Records from a data collection
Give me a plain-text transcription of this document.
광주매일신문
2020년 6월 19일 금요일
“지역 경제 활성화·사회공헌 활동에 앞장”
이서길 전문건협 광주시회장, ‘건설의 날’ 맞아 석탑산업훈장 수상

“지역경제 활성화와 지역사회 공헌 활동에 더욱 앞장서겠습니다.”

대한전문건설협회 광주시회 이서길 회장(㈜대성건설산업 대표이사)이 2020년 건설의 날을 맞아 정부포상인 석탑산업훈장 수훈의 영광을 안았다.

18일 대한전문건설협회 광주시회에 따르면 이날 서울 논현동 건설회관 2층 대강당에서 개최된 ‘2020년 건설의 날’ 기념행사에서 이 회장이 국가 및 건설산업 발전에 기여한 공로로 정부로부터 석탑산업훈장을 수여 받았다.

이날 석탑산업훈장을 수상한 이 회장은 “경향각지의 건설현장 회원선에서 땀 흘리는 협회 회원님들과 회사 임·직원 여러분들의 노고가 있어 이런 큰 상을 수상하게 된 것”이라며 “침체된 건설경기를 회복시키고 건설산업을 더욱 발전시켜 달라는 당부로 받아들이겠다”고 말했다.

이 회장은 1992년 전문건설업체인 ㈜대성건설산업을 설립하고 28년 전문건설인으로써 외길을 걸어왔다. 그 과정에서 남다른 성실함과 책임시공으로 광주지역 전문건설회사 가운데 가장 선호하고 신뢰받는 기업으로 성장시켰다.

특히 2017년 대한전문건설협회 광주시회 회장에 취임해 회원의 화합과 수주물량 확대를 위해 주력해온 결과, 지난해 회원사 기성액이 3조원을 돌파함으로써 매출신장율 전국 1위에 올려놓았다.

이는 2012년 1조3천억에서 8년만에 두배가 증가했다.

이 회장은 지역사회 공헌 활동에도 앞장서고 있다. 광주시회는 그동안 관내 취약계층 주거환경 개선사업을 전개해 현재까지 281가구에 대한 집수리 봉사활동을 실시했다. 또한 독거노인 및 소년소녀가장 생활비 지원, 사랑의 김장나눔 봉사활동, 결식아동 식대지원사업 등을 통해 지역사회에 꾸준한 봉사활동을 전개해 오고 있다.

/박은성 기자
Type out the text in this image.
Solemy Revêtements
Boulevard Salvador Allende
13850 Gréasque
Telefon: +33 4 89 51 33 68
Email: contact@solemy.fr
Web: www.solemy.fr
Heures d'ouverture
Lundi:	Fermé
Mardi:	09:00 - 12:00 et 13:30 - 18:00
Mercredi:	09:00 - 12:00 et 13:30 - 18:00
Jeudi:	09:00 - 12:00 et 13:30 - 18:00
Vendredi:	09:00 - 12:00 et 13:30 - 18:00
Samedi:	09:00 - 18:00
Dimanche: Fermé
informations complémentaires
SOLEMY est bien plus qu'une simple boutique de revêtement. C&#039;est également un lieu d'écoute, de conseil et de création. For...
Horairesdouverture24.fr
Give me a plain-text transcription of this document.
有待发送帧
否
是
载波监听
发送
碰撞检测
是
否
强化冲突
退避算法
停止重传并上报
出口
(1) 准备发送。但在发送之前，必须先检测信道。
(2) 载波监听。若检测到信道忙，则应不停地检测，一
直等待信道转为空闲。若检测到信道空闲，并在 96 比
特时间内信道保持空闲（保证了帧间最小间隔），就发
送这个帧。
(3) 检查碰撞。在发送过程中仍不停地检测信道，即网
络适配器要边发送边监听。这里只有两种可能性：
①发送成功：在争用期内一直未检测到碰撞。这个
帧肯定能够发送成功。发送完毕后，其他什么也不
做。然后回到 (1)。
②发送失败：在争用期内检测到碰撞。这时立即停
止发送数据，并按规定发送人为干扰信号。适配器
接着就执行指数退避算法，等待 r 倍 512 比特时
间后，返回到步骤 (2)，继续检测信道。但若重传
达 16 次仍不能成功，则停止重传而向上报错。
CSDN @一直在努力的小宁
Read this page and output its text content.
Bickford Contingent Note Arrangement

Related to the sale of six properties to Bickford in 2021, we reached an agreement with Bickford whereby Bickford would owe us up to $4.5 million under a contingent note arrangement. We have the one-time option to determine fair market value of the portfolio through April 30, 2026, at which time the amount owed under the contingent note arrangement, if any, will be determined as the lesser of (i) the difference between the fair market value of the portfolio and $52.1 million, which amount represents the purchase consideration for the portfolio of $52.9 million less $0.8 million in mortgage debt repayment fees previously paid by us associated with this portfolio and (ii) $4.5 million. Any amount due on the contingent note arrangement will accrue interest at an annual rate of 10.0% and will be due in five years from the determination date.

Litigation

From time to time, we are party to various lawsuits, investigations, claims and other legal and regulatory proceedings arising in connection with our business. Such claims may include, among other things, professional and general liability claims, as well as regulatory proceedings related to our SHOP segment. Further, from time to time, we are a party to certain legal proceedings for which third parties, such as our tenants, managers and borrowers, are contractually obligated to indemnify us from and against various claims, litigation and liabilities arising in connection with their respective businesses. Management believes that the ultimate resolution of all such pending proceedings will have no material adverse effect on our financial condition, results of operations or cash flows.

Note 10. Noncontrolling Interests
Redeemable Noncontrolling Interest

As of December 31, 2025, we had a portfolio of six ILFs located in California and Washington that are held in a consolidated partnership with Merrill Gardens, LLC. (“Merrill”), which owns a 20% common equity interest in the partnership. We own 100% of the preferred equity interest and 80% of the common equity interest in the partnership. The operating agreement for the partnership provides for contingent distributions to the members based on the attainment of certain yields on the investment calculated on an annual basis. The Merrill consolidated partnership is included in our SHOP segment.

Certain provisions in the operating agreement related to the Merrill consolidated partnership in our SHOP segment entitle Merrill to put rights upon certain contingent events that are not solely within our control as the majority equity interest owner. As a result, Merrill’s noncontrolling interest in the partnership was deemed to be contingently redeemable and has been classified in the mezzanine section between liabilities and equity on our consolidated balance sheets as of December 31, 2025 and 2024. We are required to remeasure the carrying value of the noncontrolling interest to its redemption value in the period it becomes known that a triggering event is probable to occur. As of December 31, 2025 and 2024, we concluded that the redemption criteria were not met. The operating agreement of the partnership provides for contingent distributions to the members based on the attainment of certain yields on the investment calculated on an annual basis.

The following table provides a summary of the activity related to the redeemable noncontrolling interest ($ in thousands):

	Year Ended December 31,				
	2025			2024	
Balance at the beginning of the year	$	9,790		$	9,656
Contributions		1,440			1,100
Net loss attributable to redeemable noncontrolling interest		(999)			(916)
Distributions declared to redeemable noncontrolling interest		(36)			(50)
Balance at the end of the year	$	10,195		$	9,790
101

Exercise → Recopy all the lines exactly as they appear.

Result below →
Give me a plain-text transcription of this document.
광주매일신문
2020년 6월 19일 금요일
“지역 경제 활성화·사회공헌 활동에 앞장”
이서길 전문건협 광주시회장, ‘건설의 날’ 맞아 석탑산업훈장 수상

“지역경제 활성화와 지역사회 공헌 활동에 더욱 앞장서겠습니다.”

대한전문건설협회 광주시회 이서길 회장(㈜대성건설산업 대표이사)이 2020년 건설의 날을 맞아 정부포상인 석탑산업훈장 수훈의 영광을 안았다.

18일 대한전문건설협회 광주시회에 따르면 이날 서울 논현동 건설회관 2층 대강당에서 개최된 ‘2020년 건설의 날’ 기념행사에서 이 회장이 국가 및 건설산업 발전에 기여한 공로로 정부로부터 석탑산업훈장을 수여 받았다.

이날 석탑산업훈장을 수상한 이 회장은 “경향각지의 건설현장 회원선에서 땀 흘리는 협회 회원님들과 회사 임·직원 여러분들의 노고가 있어 이런 큰 상을 수상하게 된 것”이라며 “침체된 건설경기를 회복시키고 건설산업을 더욱 발전시켜 달라는 당부로 받아들이겠다”고 말했다.

이 회장은 1992년 전문건설업체인 ㈜대성건설산업을 설립하고 28년 전문건설인으로써 외길을 걸어왔다. 그 과정에서 남다른 성실함과 책임시공으로 광주지역 전문건설회사 가운데 가장 선호하고 신뢰받는 기업으로 성장시켰다.

특히 2017년 대한전문건설협회 광주시회 회장에 취임해 회원의 화합과 수주물량 확대를 위해 주력해온 결과, 지난해 회원사 기성액이 3조원을 돌파함으로써 매출신장율 전국 1위에 올려놓았다.

이는 2012년 1조3천억에서 8년만에 두배가 증가했다.

이 회장은 지역사회 공헌 활동에도 앞장서고 있다. 광주시회는 그동안 관내 취약계층 주거환경 개선사업을 전개해 현재까지 281가구에 대한 집수리 봉사활동을 실시했다. 또한 독거노인 및 소년소녀가장 생활비 지원, 사랑의 김장나눔 봉사활동, 결식아동 식대지원사업 등을 통해 지역사회에 꾸준한 봉사활동을 전개해 오고 있다.

/박은성 기자
Type out the text in this image.
Solemy Revêtements
Boulevard Salvador Allende
13850 Gréasque
Telefon: +33 4 89 51 33 68
Email: contact@solemy.fr
Web: www.solemy.fr
Heures d'ouverture
Lundi:	Fermé
Mardi:	09:00 - 12:00 et 13:30 - 18:00
Mercredi:	09:00 - 12:00 et 13:30 - 18:00
Jeudi:	09:00 - 12:00 et 13:30 - 18:00
Vendredi:	09:00 - 12:00 et 13:30 - 18:00
Samedi:	09:00 - 18:00
Dimanche: Fermé
informations complémentaires
SOLEMY est bien plus qu'une simple boutique de revêtement. C&#039;est également un lieu d'écoute, de conseil et de création. For...
Horairesdouverture24.fr
Give me a plain-text transcription of this document.
有待发送帧
否
是
载波监听
发送
碰撞检测
是
否
强化冲突
退避算法
停止重传并上报
出口
(1) 准备发送。但在发送之前，必须先检测信道。
(2) 载波监听。若检测到信道忙，则应不停地检测，一
直等待信道转为空闲。若检测到信道空闲，并在 96 比
特时间内信道保持空闲（保证了帧间最小间隔），就发
送这个帧。
(3) 检查碰撞。在发送过程中仍不停地检测信道，即网
络适配器要边发送边监听。这里只有两种可能性：
①发送成功：在争用期内一直未检测到碰撞。这个
帧肯定能够发送成功。发送完毕后，其他什么也不
做。然后回到 (1)。
②发送失败：在争用期内检测到碰撞。这时立即停
止发送数据，并按规定发送人为干扰信号。适配器
接着就执行指数退避算法，等待 r 倍 512 比特时
间后，返回到步骤 (2)，继续检测信道。但若重传
达 16 次仍不能成功，则停止重传而向上报错。
CSDN @一直在努力的小宁
Read this page and output its text content.
Bickford Contingent Note Arrangement

Related to the sale of six properties to Bickford in 2021, we reached an agreement with Bickford whereby Bickford would owe us up to $4.5 million under a contingent note arrangement. We have the one-time option to determine fair market value of the portfolio through April 30, 2026, at which time the amount owed under the contingent note arrangement, if any, will be determined as the lesser of (i) the difference between the fair market value of the portfolio and $52.1 million, which amount represents the purchase consideration for the portfolio of $52.9 million less $0.8 million in mortgage debt repayment fees previously paid by us associated with this portfolio and (ii) $4.5 million. Any amount due on the contingent note arrangement will accrue interest at an annual rate of 10.0% and will be due in five years from the determination date.

Litigation

From time to time, we are party to various lawsuits, investigations, claims and other legal and regulatory proceedings arising in connection with our business. Such claims may include, among other things, professional and general liability claims, as well as regulatory proceedings related to our SHOP segment. Further, from time to time, we are a party to certain legal proceedings for which third parties, such as our tenants, managers and borrowers, are contractually obligated to indemnify us from and against various claims, litigation and liabilities arising in connection with their respective businesses. Management believes that the ultimate resolution of all such pending proceedings will have no material adverse effect on our financial condition, results of operations or cash flows.

Note 10. Noncontrolling Interests
Redeemable Noncontrolling Interest

As of December 31, 2025, we had a portfolio of six ILFs located in California and Washington that are held in a consolidated partnership with Merrill Gardens, LLC. (“Merrill”), which owns a 20% common equity interest in the partnership. We own 100% of the preferred equity interest and 80% of the common equity interest in the partnership. The operating agreement for the partnership provides for contingent distributions to the members based on the attainment of certain yields on the investment calculated on an annual basis. The Merrill consolidated partnership is included in our SHOP segment.

Certain provisions in the operating agreement related to the Merrill consolidated partnership in our SHOP segment entitle Merrill to put rights upon certain contingent events that are not solely within our control as the majority equity interest owner. As a result, Merrill’s noncontrolling interest in the partnership was deemed to be contingently redeemable and has been classified in the mezzanine section between liabilities and equity on our consolidated balance sheets as of December 31, 2025 and 2024. We are required to remeasure the carrying value of the noncontrolling interest to its redemption value in the period it becomes known that a triggering event is probable to occur. As of December 31, 2025 and 2024, we concluded that the redemption criteria were not met. The operating agreement of the partnership provides for contingent distributions to the members based on the attainment of certain yields on the investment calculated on an annual basis.

The following table provides a summary of the activity related to the redeemable noncontrolling interest ($ in thousands):

	Year Ended December 31,				
	2025			2024	
Balance at the beginning of the year	$	9,790		$	9,656
Contributions		1,440			1,100
Net loss attributable to redeemable noncontrolling interest		(999)			(916)
Distributions declared to redeemable noncontrolling interest		(36)			(50)
Balance at the end of the year	$	10,195		$	9,790
101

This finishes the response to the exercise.